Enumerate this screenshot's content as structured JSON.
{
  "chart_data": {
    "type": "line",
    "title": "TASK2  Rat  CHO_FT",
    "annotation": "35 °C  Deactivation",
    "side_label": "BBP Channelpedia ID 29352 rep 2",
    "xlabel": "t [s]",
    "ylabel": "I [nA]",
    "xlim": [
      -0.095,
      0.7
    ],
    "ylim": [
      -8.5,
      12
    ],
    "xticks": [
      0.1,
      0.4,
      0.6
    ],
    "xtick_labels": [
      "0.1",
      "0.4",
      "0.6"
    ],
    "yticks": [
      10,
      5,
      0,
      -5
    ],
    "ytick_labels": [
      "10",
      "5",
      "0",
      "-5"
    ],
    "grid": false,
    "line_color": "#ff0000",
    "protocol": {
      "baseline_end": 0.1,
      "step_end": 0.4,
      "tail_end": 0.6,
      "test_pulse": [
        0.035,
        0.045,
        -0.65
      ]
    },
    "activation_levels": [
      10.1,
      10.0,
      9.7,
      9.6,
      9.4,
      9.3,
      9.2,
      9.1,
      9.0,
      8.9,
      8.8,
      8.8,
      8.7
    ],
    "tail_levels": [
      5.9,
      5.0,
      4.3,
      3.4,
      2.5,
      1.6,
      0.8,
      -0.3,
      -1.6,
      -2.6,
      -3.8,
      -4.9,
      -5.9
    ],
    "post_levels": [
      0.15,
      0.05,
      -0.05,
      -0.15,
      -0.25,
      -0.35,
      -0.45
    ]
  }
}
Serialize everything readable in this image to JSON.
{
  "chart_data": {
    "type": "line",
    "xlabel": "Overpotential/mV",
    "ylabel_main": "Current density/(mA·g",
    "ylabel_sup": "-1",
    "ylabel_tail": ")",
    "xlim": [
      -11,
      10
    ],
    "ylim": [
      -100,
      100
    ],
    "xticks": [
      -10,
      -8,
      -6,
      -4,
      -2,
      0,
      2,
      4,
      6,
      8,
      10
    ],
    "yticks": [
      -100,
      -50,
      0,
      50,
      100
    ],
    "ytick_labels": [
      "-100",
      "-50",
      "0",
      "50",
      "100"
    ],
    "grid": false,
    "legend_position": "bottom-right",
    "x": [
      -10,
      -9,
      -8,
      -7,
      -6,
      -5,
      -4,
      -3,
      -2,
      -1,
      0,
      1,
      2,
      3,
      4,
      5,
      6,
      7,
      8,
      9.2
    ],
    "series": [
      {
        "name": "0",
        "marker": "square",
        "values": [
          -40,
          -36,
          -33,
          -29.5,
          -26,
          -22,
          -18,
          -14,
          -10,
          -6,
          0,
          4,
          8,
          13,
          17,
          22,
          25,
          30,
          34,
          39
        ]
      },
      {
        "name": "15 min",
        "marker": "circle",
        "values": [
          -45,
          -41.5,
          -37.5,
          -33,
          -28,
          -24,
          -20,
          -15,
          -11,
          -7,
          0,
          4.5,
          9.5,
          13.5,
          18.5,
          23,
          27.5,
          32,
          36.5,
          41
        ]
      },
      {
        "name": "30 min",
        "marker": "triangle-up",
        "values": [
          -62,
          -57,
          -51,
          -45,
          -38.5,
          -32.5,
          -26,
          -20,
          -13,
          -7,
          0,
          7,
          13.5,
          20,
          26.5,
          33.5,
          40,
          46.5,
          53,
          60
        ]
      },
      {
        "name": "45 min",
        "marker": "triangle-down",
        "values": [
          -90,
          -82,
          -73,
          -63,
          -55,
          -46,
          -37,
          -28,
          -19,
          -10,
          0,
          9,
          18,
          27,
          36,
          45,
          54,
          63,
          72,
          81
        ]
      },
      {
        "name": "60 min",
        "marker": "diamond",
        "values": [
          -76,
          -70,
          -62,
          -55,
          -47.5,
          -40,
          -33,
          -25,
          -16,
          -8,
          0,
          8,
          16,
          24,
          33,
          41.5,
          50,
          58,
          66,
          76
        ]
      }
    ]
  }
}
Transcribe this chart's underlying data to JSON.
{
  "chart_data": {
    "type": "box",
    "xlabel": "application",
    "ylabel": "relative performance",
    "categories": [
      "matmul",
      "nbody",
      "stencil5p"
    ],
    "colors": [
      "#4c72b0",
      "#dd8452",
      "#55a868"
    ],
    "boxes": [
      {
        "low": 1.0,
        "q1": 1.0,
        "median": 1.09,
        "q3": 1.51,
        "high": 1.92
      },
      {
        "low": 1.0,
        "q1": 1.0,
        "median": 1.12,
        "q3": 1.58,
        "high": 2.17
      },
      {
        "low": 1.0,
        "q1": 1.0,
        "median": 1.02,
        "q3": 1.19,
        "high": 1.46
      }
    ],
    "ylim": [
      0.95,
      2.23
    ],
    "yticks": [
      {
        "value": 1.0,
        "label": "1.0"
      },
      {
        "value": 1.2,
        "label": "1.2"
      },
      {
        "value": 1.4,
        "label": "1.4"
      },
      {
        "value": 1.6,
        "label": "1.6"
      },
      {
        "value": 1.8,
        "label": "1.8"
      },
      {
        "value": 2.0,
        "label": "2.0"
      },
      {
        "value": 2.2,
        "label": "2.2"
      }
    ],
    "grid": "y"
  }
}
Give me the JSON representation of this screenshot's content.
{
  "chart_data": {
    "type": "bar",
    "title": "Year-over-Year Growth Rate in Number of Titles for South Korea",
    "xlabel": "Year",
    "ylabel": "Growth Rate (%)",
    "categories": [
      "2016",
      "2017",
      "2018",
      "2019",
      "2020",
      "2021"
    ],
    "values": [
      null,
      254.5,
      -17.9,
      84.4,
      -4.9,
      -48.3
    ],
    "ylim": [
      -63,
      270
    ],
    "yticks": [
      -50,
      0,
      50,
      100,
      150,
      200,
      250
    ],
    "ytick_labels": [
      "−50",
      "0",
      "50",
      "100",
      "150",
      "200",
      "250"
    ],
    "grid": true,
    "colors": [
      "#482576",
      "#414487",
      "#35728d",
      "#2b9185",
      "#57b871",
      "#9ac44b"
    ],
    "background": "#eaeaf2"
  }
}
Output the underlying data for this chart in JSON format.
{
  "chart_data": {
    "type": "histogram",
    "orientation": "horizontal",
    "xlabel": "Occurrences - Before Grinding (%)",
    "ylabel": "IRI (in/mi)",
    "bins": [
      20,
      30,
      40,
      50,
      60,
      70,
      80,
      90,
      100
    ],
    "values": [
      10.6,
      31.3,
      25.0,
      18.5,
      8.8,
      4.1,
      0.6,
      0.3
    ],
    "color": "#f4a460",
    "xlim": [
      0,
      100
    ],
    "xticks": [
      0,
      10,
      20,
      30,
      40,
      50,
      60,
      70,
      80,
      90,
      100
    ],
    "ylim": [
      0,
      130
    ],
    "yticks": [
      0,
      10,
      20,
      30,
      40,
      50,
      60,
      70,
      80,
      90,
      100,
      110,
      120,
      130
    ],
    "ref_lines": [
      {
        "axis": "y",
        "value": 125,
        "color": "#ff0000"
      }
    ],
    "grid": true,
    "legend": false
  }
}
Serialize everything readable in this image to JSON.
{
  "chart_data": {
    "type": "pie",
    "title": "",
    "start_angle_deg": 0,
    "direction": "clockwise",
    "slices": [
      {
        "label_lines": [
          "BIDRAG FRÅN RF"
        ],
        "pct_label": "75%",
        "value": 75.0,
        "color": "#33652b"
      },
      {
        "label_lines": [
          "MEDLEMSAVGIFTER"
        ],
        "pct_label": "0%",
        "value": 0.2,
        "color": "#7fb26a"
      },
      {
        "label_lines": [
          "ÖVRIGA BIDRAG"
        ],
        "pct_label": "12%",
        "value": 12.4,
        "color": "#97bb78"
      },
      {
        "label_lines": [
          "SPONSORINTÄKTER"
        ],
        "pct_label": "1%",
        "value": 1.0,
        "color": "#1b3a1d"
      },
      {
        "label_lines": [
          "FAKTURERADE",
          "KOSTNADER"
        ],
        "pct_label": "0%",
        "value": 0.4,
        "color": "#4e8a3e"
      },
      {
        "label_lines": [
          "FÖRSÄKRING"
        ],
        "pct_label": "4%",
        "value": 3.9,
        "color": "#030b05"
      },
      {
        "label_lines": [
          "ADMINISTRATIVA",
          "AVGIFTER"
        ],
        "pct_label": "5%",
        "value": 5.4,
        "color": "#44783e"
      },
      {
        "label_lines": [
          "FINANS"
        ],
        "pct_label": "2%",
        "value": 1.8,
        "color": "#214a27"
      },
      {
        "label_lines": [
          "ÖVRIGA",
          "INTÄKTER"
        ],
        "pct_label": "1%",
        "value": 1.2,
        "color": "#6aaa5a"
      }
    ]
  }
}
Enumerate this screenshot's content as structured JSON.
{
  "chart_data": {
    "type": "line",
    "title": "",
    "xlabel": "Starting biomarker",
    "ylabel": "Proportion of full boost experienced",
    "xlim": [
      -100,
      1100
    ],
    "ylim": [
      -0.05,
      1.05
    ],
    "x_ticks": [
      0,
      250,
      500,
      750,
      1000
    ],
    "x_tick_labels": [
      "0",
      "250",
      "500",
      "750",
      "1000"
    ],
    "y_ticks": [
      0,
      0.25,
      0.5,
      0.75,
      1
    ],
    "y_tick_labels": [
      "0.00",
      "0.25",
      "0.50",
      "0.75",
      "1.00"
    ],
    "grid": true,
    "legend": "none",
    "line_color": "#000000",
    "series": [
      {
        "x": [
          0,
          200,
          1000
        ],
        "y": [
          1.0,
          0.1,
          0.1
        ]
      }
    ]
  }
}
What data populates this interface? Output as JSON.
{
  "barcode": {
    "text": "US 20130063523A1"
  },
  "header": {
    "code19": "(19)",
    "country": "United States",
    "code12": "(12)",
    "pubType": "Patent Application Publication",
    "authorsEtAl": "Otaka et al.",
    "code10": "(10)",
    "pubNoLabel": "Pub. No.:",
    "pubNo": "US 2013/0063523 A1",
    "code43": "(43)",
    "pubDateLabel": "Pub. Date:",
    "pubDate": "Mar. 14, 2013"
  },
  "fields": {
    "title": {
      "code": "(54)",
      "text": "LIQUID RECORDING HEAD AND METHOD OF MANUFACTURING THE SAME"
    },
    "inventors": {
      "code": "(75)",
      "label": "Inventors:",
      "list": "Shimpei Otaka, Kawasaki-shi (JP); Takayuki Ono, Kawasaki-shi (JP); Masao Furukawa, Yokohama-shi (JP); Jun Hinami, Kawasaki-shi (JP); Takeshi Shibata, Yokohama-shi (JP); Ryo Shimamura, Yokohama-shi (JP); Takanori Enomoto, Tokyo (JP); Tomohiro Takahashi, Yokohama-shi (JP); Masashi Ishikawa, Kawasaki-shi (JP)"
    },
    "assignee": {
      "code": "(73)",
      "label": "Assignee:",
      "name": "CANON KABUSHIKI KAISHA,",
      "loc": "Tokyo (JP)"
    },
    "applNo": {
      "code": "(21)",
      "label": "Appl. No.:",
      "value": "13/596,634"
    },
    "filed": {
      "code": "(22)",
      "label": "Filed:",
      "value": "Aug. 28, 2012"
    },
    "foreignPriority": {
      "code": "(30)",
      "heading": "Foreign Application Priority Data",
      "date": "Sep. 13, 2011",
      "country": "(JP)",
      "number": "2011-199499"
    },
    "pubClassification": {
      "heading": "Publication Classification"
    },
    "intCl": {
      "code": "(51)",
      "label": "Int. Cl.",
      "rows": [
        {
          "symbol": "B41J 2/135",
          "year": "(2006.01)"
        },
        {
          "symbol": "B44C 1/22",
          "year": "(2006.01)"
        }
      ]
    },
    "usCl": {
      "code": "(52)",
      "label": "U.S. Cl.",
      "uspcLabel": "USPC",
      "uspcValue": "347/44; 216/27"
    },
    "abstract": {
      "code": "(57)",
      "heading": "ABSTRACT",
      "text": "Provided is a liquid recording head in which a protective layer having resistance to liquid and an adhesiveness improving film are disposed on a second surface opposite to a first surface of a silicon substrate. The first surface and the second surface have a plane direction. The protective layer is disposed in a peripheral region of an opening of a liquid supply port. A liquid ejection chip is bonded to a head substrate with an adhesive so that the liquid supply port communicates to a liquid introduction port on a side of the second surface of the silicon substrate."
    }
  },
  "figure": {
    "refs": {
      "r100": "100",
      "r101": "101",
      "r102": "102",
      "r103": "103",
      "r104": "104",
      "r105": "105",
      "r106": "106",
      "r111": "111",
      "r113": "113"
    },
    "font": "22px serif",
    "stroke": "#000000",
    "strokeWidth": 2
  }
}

********************

Set problem. Only lines that contain the word "Publication" are wanted; copy each of them.

Result for this task.
    "pubType": "Patent Application Publication",
      "heading": "Publication Classification"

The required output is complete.